## Given records
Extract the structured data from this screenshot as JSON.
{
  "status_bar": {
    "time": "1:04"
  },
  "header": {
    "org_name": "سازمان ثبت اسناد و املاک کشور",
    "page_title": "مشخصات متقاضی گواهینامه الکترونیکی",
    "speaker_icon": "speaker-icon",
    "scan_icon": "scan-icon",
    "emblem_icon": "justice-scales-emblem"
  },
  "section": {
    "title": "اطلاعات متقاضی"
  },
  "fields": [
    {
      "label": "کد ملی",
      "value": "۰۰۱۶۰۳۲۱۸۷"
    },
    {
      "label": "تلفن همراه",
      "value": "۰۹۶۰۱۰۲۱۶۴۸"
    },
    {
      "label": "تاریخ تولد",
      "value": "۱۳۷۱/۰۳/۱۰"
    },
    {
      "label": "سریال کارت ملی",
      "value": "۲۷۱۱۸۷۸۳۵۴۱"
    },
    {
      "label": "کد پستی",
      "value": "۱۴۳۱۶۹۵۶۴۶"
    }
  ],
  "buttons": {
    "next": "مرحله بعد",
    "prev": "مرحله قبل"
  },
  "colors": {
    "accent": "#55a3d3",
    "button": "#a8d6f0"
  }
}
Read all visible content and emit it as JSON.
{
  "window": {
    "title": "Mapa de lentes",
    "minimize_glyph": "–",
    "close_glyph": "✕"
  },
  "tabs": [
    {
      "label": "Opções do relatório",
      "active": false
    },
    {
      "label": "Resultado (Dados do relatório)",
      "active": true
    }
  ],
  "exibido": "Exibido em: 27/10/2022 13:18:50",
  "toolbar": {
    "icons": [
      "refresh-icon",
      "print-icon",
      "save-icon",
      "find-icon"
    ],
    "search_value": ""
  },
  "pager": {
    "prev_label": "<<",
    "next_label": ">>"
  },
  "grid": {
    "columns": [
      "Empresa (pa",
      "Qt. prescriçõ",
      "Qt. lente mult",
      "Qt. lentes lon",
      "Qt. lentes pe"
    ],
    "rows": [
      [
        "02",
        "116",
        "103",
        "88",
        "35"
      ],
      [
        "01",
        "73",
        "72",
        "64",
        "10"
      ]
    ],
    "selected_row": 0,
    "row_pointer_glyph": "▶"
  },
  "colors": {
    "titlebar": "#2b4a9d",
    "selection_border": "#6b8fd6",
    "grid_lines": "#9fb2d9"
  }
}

## Aim of the task
Produce a verbatim transcription of the entries above.

## Answer to the exercise
Extract the structured data from this screenshot as JSON.
{
  "status_bar": {
    "time": "1:04"
  },
  "header": {
    "org_name": "سازمان ثبت اسناد و املاک کشور",
    "page_title": "مشخصات متقاضی گواهینامه الکترونیکی",
    "speaker_icon": "speaker-icon",
    "scan_icon": "scan-icon",
    "emblem_icon": "justice-scales-emblem"
  },
  "section": {
    "title": "اطلاعات متقاضی"
  },
  "fields": [
    {
      "label": "کد ملی",
      "value": "۰۰۱۶۰۳۲۱۸۷"
    },
    {
      "label": "تلفن همراه",
      "value": "۰۹۶۰۱۰۲۱۶۴۸"
    },
    {
      "label": "تاریخ تولد",
      "value": "۱۳۷۱/۰۳/۱۰"
    },
    {
      "label": "سریال کارت ملی",
      "value": "۲۷۱۱۸۷۸۳۵۴۱"
    },
    {
      "label": "کد پستی",
      "value": "۱۴۳۱۶۹۵۶۴۶"
    }
  ],
  "buttons": {
    "next": "مرحله بعد",
    "prev": "مرحله قبل"
  },
  "colors": {
    "accent": "#55a3d3",
    "button": "#a8d6f0"
  }
}
Read all visible content and emit it as JSON.
{
  "window": {
    "title": "Mapa de lentes",
    "minimize_glyph": "–",
    "close_glyph": "✕"
  },
  "tabs": [
    {
      "label": "Opções do relatório",
      "active": false
    },
    {
      "label": "Resultado (Dados do relatório)",
      "active": true
    }
  ],
  "exibido": "Exibido em: 27/10/2022 13:18:50",
  "toolbar": {
    "icons": [
      "refresh-icon",
      "print-icon",
      "save-icon",
      "find-icon"
    ],
    "search_value": ""
  },
  "pager": {
    "prev_label": "<<",
    "next_label": ">>"
  },
  "grid": {
    "columns": [
      "Empresa (pa",
      "Qt. prescriçõ",
      "Qt. lente mult",
      "Qt. lentes lon",
      "Qt. lentes pe"
    ],
    "rows": [
      [
        "02",
        "116",
        "103",
        "88",
        "35"
      ],
      [
        "01",
        "73",
        "72",
        "64",
        "10"
      ]
    ],
    "selected_row": 0,
    "row_pointer_glyph": "▶"
  },
  "colors": {
    "titlebar": "#2b4a9d",
    "selection_border": "#6b8fd6",
    "grid_lines": "#9fb2d9"
  }
}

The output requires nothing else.